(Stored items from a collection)
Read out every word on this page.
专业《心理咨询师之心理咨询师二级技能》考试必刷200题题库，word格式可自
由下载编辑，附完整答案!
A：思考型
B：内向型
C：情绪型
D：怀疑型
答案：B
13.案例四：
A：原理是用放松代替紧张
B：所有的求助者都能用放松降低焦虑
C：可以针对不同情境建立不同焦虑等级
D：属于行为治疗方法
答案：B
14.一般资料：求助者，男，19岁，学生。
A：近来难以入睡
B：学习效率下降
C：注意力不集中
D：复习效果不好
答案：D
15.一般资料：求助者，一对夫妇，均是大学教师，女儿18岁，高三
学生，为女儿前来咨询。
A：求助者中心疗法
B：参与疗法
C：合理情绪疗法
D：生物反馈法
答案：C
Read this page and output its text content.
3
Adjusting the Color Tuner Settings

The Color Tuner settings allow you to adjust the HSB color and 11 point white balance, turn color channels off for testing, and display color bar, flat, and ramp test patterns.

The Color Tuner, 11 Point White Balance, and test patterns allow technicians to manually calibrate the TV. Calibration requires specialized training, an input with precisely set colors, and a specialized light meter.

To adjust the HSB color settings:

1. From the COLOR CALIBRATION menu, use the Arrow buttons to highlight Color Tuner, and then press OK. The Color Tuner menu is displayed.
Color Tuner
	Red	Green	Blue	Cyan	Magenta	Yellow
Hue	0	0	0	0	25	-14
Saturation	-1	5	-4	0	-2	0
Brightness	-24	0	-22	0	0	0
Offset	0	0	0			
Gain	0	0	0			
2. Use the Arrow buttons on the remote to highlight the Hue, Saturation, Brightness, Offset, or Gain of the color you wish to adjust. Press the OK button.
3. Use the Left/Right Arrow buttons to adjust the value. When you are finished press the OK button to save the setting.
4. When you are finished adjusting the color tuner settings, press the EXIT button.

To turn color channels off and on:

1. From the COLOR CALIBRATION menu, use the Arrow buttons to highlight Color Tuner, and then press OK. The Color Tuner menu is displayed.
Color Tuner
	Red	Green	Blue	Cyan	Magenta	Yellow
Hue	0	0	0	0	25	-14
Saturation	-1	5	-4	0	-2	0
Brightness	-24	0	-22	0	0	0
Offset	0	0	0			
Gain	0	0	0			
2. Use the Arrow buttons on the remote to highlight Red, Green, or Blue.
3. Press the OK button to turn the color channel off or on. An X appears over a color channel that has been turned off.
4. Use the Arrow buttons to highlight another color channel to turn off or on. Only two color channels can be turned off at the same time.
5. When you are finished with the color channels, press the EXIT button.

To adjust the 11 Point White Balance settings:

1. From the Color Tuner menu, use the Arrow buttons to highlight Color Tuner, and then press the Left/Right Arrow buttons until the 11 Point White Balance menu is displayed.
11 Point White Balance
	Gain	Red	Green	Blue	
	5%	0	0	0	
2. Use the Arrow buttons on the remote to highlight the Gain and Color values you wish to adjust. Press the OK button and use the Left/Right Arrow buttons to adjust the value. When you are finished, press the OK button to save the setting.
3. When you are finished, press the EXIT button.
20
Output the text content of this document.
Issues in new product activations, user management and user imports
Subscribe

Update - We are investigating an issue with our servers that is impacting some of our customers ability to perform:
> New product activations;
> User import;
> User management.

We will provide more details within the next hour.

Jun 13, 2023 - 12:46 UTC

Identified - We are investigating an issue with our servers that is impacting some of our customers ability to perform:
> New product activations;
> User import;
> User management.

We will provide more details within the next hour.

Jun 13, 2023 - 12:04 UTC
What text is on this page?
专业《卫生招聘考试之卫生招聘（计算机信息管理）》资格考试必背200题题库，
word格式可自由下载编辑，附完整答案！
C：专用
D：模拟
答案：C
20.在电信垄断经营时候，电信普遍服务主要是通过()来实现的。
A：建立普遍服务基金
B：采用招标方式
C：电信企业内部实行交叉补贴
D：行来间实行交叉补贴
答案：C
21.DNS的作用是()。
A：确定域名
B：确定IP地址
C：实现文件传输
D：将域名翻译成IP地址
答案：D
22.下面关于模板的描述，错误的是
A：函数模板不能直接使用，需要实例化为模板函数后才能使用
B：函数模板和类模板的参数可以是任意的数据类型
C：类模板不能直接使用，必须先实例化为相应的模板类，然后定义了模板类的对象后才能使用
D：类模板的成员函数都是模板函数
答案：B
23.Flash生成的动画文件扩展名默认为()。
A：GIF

-- Objective --
Check every line of the data above for the string "一般资料", and copy those that have it.

-- Output of the task --
14.一般资料：求助者，男，19岁，学生。
15.一般资料：求助者，一对夫妇，均是大学教师，女儿18岁，高三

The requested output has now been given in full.